Collected data entries
____
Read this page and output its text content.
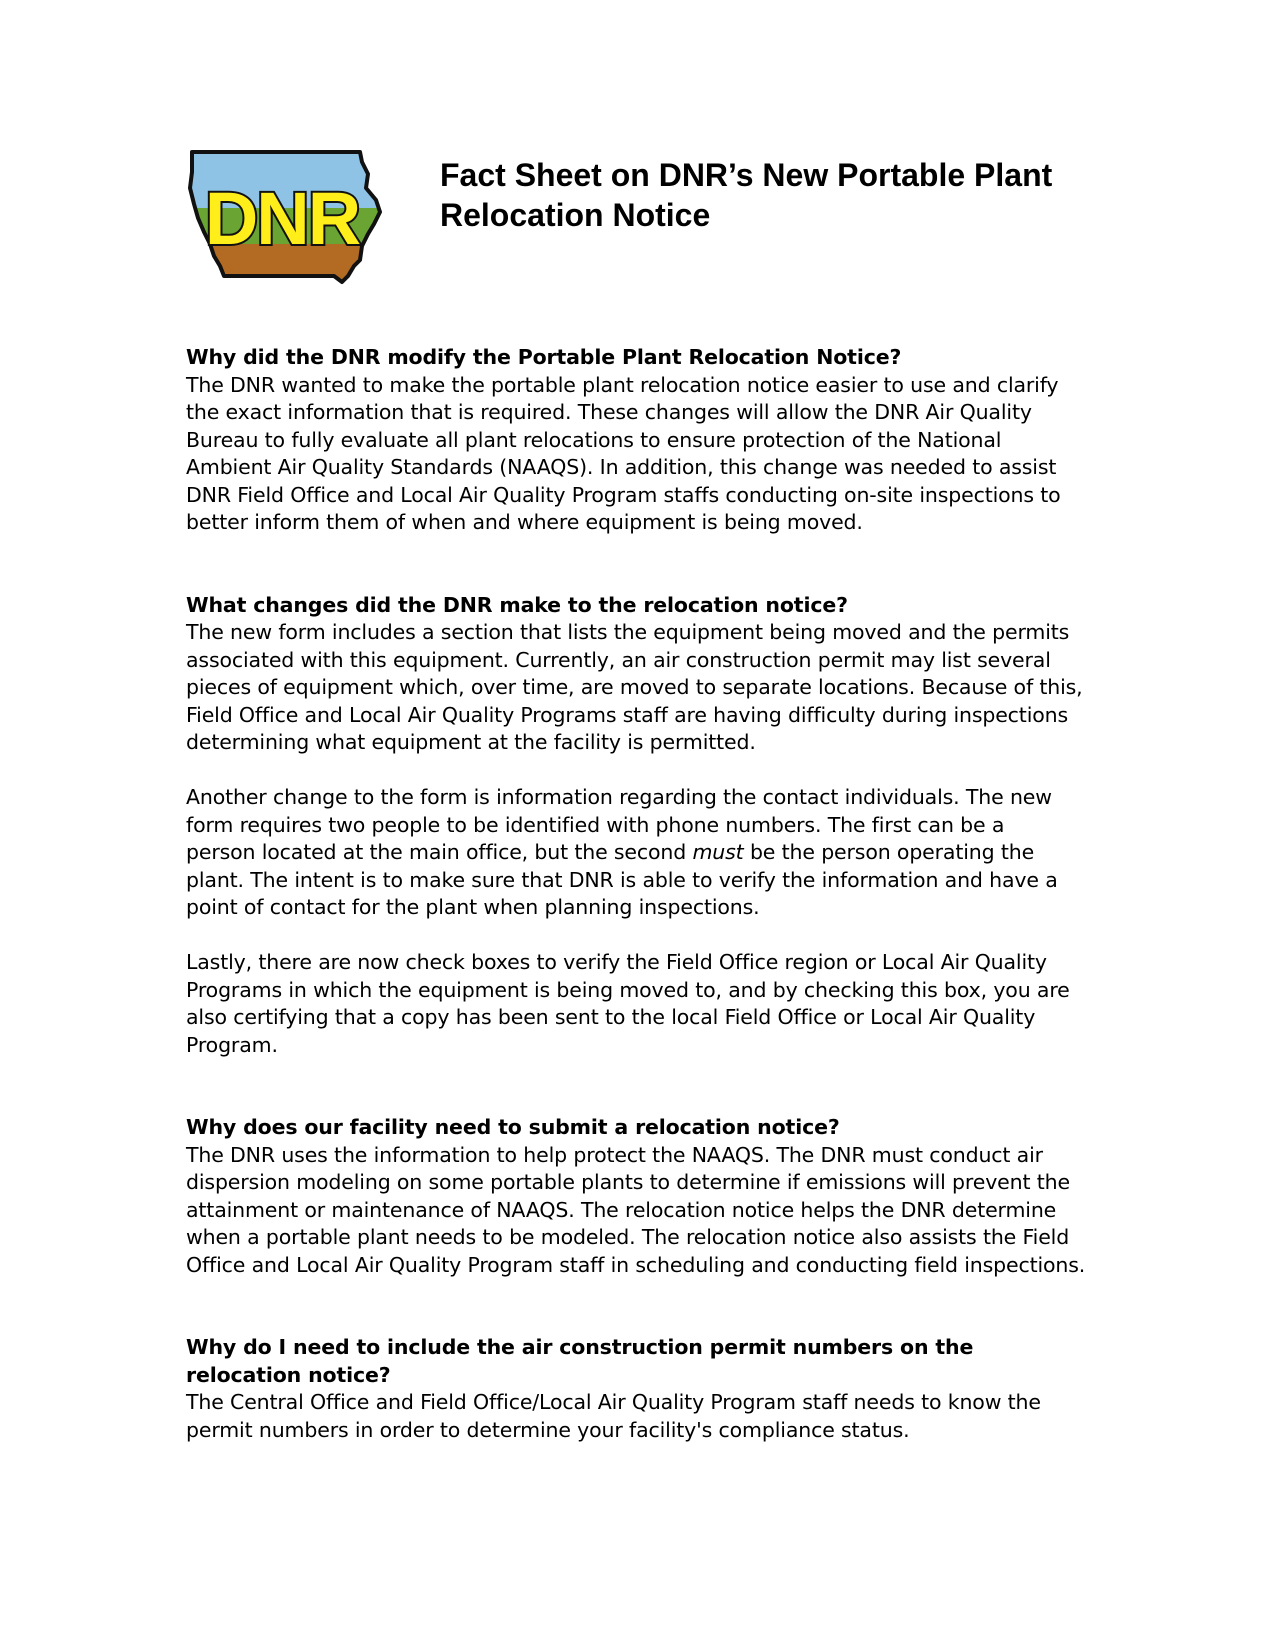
DNR
Fact Sheet on DNR’s New Portable Plant
Relocation Notice
Why did the DNR modify the Portable Plant Relocation Notice?

The DNR wanted to make the portable plant relocation notice easier to use and clarify
the exact information that is required. These changes will allow the DNR Air Quality
Bureau to fully evaluate all plant relocations to ensure protection of the National
Ambient Air Quality Standards (NAAQS). In addition, this change was needed to assist
DNR Field Office and Local Air Quality Program staffs conducting on-site inspections to
better inform them of when and where equipment is being moved.

What changes did the DNR make to the relocation notice?

The new form includes a section that lists the equipment being moved and the permits
associated with this equipment. Currently, an air construction permit may list several
pieces of equipment which, over time, are moved to separate locations. Because of this,
Field Office and Local Air Quality Programs staff are having difficulty during inspections
determining what equipment at the facility is permitted.

Another change to the form is information regarding the contact individuals. The new
form requires two people to be identified with phone numbers. The first can be a
person located at the main office, but the second must be the person operating the
plant. The intent is to make sure that DNR is able to verify the information and have a
point of contact for the plant when planning inspections.

Lastly, there are now check boxes to verify the Field Office region or Local Air Quality
Programs in which the equipment is being moved to, and by checking this box, you are
also certifying that a copy has been sent to the local Field Office or Local Air Quality
Program.

Why does our facility need to submit a relocation notice?

The DNR uses the information to help protect the NAAQS. The DNR must conduct air
dispersion modeling on some portable plants to determine if emissions will prevent the
attainment or maintenance of NAAQS. The relocation notice helps the DNR determine
when a portable plant needs to be modeled. The relocation notice also assists the Field
Office and Local Air Quality Program staff in scheduling and conducting field inspections.

Why do I need to include the air construction permit numbers on the
relocation notice?

The Central Office and Field Office/Local Air Quality Program staff needs to know the
permit numbers in order to determine your facility's compliance status.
____
## What needs to be done
Copy each line above containing the string "conducting".

## Output of the exercise
DNR Field Office and Local Air Quality Program staffs conducting on-site inspections to
Office and Local Air Quality Program staff in scheduling and conducting field inspections.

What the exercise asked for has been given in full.